-- Text excerpt --
○ ○ ○ ○ ○
The night I read from my notebook for the second time

When you are a single occupant you eventually have to get used to the fact that everything has to be done yourself.  Meals are only ever cooked for one, there is never any dispute over whose turn it is to polish the decorative mirror on the mantelpiece, recycling is a job that only you can do again and again, while romance is an awkward endeavour which only ever takes care of itself.  On Easter Monday I was finally forced to accept that nobody but me was going to clean the conspicuous stain which had been haunting my navy blue tie for months.

I had been planning my outfit for my second reading at Let’s Make A Scene since shortly after my debut spoken word performance and long before I had started to consider what I would actually be talking about.  In my mind, I was already wearing my brown tweed suit with a navy blue tie, socks, and pocket square, because I find it easier to match the colour of accessories to a suit than I do to decide which pieces from my notebooks are suitable for reading in front of people.
○ ○ ○ ○ ○
-- To-do list --
- a) In the essay about the second notebook reading, what kind of suit did the writer plan to wear?
- b) List the navy blue items the writer of the essay about the second notebook reading planned to wear with the suit.
- c) Pick up the essay about the second notebook reading after its last sentence and keep it going.
○ ○ ○ ○ ○
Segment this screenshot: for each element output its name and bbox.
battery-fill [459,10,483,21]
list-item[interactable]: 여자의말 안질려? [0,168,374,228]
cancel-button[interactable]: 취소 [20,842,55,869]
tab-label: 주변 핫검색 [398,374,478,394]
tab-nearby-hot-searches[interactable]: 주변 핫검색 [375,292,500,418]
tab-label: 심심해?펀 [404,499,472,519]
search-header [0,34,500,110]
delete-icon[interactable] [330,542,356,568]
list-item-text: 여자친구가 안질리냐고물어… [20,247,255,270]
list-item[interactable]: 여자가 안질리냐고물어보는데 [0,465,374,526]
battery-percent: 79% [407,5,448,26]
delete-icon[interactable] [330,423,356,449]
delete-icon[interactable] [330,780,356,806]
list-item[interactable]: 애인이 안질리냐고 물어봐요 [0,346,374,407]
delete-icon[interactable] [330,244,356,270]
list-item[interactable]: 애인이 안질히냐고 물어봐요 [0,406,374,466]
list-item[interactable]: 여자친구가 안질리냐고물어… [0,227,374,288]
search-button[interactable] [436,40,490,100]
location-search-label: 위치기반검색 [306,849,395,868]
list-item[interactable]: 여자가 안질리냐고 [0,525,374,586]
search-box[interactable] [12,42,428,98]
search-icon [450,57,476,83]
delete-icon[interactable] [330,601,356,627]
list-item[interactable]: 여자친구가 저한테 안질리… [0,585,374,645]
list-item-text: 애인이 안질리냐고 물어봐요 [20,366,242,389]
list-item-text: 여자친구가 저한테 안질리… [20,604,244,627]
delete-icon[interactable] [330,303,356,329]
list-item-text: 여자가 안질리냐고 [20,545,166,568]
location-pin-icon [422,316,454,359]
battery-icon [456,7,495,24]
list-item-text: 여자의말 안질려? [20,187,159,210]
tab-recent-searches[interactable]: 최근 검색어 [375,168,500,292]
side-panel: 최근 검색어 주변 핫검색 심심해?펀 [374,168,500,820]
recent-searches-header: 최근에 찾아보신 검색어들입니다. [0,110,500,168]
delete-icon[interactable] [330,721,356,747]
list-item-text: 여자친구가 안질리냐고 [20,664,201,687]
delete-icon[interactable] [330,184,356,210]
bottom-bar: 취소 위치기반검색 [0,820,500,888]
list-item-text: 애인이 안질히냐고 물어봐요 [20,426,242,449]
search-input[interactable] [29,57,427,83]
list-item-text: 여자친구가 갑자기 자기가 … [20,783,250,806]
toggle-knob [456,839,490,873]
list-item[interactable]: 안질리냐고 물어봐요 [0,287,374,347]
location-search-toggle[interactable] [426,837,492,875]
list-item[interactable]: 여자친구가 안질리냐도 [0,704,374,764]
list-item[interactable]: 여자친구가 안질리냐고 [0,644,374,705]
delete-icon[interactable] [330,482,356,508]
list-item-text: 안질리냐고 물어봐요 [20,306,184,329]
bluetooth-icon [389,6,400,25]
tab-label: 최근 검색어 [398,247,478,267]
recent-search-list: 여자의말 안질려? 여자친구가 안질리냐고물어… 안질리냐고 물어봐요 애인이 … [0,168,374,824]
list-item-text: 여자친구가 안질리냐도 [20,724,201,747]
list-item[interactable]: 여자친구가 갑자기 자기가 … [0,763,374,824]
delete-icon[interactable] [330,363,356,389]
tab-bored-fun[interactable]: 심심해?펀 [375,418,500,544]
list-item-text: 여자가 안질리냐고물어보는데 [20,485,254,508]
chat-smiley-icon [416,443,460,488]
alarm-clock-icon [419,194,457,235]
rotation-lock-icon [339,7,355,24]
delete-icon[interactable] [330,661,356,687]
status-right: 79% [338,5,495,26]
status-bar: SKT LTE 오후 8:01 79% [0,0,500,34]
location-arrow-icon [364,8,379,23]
○ ○ ○ ○ ○
-- Solved problems --
- a) A brown tweed suit.

- b) A tie, socks, and a pocket square.

- c)
Washing a tie is not something I had attempted prior to Easter Monday, though the one thing I did know about laundering the garment was that they are not machine washable.  I learned this the hard way when my favourite burgundy tie acquired a Merlot stain and I thought I could throw it into the washing machine along with the rest of my regular clothing.  An hour or so later I returned to the load to find that the burgundy tie had been decimated, its fluffy innards were torn out like an especially cruel vivisection.  It was almost enough to put me off the spin cycle for good.

I wasn’t entirely sure how a person goes about the task of washing a conspicuously stained tie by hand, but I was relieved and surprised to find a bottle of Persil Silk & Wool in the cupboard under the kitchen sink which I had obviously bought at some time in the past for one reason or another and forgotten about, in the same way people buy bay leaves or string.  I filled the sink with hot water and a speculative amount of detergent before submerging the navy blue tie in the crackling water.  It quickly rose to the surface and took on the appearance of an unusually dapper twig in a children’s paddling pool.  I had no idea how long the tie should be in the water, but I figured that because the stain was a few months old it should be longer than I would normally expect, so I kept it in the sink for two hours.  When I eventually fished it out, it was the wettest thing I had ever held in my hands, and it took most of the week before it was completely dried.

By Thursday evening the sea was a mirror, and the sky had become the face of an angry child.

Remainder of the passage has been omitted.